(Dataset entries)
-.-.-

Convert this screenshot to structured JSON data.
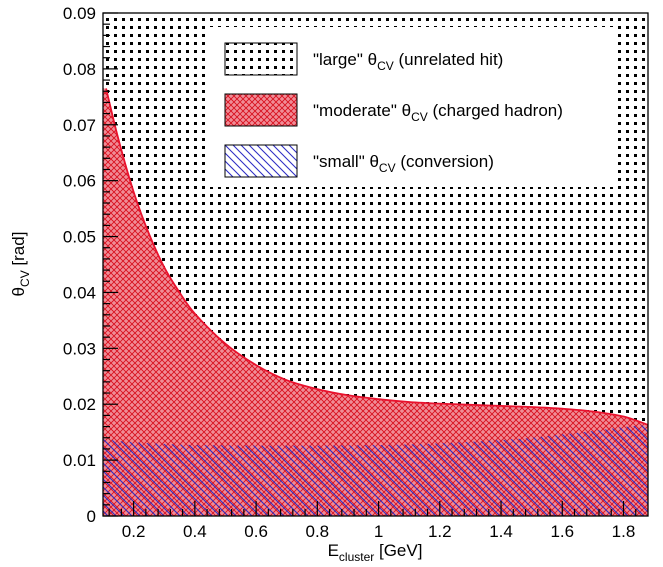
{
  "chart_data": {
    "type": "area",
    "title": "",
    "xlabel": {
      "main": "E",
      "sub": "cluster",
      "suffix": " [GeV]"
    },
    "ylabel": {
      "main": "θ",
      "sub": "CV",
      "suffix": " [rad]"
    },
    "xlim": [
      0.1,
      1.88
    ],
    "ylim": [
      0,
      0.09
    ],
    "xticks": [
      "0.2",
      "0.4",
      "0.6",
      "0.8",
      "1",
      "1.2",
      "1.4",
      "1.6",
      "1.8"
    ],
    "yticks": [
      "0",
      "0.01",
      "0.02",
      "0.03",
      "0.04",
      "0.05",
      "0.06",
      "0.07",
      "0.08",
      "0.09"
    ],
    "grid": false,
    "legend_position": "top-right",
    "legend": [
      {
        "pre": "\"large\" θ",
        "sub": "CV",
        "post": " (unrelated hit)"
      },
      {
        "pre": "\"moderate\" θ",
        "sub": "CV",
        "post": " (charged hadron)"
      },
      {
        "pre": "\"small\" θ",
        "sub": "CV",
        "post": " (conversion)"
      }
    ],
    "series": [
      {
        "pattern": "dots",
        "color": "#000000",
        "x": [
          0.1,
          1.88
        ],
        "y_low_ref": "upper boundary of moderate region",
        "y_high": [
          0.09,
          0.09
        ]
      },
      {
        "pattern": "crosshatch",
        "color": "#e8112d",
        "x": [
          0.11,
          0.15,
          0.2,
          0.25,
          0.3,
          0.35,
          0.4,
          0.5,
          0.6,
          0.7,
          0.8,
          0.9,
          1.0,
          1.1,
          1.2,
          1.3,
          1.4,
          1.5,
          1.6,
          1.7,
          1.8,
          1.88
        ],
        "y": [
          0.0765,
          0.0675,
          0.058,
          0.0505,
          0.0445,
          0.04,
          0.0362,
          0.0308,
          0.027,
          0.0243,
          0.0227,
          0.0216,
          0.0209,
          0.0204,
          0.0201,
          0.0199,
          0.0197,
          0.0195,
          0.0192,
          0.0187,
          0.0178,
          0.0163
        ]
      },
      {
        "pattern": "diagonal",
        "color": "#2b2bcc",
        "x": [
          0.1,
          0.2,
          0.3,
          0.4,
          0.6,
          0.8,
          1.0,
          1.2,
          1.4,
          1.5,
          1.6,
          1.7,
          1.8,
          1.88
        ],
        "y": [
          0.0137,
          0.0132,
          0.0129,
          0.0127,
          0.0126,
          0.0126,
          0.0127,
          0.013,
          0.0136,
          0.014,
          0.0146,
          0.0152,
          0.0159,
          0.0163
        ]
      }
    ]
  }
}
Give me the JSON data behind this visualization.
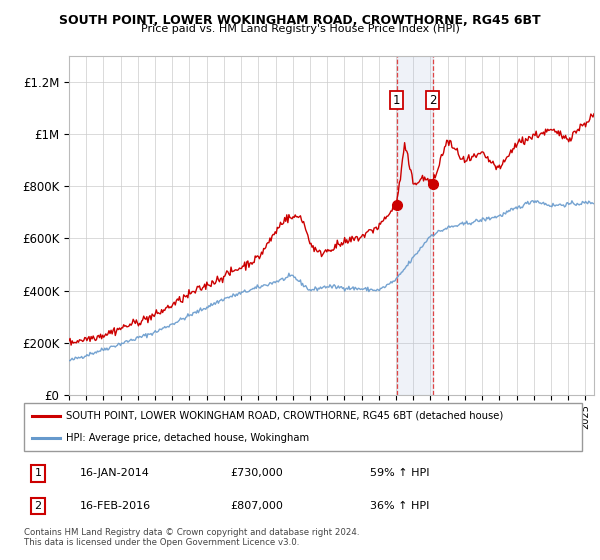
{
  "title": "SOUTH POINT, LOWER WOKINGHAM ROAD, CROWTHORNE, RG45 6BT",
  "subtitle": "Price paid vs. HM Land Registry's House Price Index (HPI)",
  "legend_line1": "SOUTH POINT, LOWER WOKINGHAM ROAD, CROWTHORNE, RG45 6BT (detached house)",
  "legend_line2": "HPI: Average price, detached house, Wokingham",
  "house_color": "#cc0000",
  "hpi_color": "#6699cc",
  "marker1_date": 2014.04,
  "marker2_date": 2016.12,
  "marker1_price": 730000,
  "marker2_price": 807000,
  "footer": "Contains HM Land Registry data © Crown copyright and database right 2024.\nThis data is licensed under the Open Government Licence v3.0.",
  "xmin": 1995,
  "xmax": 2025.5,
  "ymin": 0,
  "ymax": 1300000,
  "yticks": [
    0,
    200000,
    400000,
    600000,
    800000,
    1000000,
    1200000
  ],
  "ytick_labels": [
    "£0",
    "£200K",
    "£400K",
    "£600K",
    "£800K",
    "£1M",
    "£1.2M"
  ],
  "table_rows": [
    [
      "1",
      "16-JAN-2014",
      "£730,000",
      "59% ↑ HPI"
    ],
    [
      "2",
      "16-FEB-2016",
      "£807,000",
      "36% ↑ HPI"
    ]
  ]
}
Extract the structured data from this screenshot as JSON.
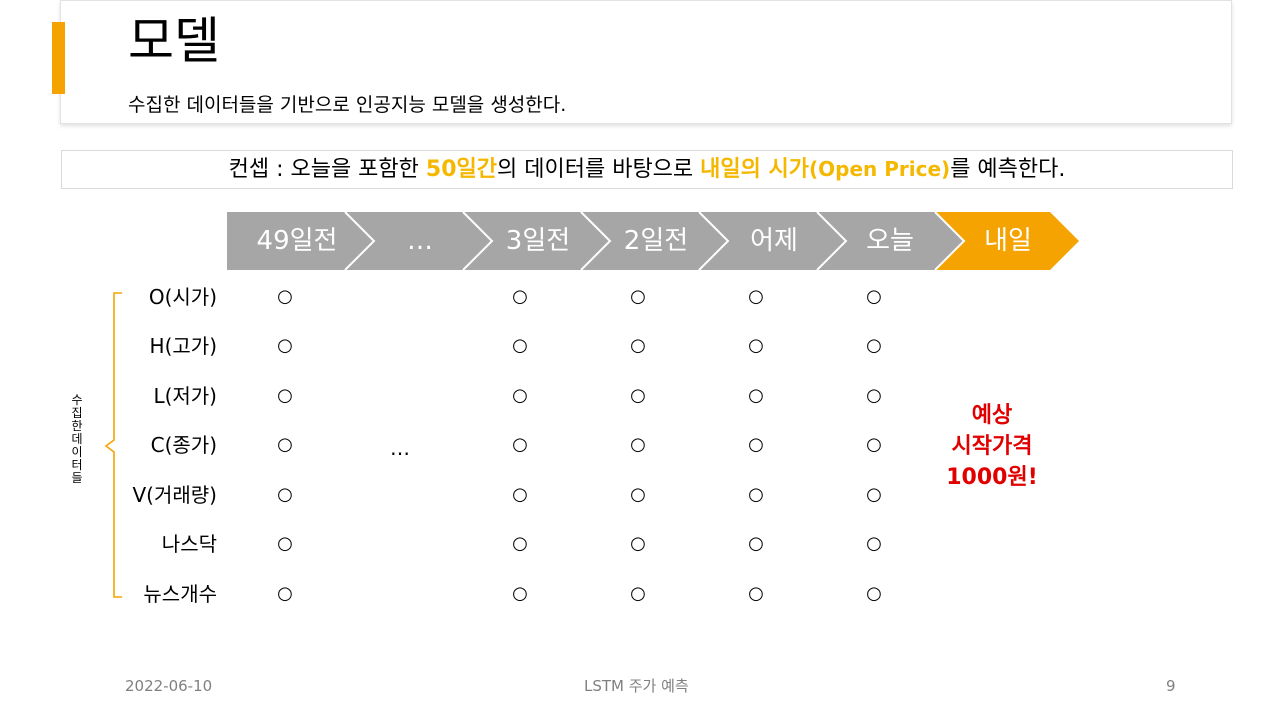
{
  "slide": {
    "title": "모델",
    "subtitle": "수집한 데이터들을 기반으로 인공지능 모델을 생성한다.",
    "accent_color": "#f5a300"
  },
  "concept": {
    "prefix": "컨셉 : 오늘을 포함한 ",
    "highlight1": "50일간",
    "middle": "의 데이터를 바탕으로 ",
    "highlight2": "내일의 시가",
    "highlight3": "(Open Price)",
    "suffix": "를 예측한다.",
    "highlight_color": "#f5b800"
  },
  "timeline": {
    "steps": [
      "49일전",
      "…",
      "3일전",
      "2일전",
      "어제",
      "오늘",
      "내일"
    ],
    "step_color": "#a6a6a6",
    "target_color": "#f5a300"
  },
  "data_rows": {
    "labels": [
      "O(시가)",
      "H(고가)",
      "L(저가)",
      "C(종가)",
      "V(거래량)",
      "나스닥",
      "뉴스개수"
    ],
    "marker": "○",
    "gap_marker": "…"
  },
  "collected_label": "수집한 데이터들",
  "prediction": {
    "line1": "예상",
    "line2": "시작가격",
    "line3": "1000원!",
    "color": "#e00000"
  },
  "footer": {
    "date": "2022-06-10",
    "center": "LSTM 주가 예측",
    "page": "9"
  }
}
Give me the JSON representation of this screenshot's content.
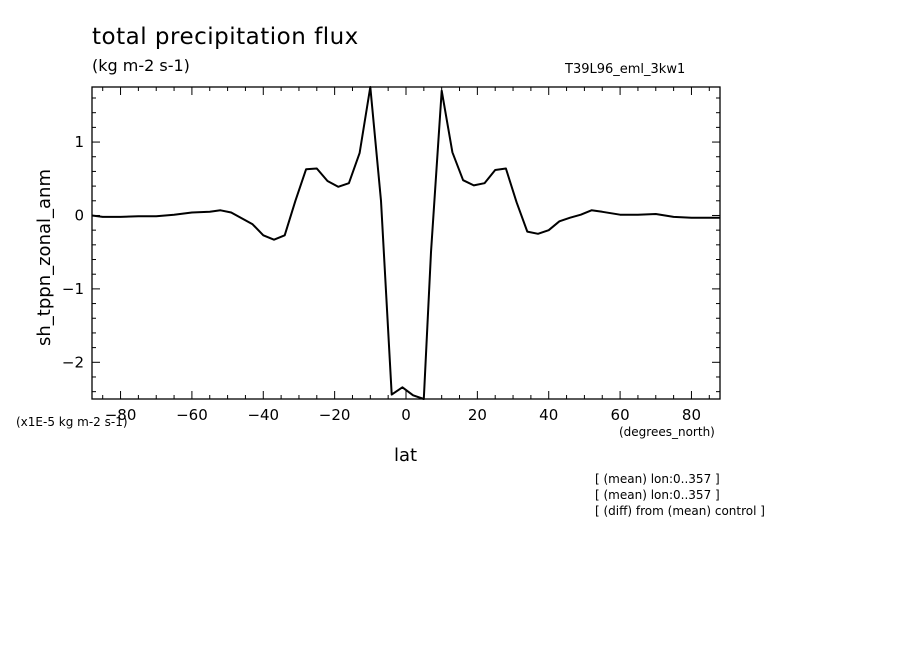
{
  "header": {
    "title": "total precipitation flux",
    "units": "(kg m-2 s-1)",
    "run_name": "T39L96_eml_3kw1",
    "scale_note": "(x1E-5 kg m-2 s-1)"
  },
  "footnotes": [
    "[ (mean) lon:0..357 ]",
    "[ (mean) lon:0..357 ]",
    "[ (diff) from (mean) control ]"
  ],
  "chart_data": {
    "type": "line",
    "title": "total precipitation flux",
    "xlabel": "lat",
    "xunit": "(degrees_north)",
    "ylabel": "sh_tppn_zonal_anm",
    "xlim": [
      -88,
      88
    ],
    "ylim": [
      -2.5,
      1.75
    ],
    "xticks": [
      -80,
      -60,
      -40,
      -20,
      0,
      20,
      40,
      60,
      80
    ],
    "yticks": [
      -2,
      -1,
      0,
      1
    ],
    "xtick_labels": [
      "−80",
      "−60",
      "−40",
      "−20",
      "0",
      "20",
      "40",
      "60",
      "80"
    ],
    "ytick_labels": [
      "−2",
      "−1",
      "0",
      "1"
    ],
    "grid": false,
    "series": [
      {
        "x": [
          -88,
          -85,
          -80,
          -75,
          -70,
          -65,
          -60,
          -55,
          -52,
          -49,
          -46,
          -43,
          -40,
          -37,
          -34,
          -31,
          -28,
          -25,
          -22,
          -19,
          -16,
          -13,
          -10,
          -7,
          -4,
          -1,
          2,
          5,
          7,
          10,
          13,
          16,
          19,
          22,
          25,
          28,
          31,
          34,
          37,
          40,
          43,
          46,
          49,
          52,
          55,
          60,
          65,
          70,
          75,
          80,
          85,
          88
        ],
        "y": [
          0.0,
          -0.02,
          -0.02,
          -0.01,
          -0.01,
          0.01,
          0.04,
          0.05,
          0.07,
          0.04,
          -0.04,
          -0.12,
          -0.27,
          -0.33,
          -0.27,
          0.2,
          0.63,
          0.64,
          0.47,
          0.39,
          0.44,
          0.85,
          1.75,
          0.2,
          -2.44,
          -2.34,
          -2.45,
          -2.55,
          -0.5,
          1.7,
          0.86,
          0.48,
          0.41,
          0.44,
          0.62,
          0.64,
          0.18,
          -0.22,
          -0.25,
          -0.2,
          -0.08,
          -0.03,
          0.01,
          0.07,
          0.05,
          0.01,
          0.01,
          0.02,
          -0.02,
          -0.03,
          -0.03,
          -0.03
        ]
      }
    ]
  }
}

-.-.-

- **SHORT TASK**
Find the lines above that contain the word "detached" and collect them.

- **EXERCISE RESPONSE**
  "legend_line1": "SOUTH POINT, LOWER WOKINGHAM ROAD, CROWTHORNE, RG45 6BT (detached house)",
  "legend_line2": "HPI: Average price, detached house, Wokingham",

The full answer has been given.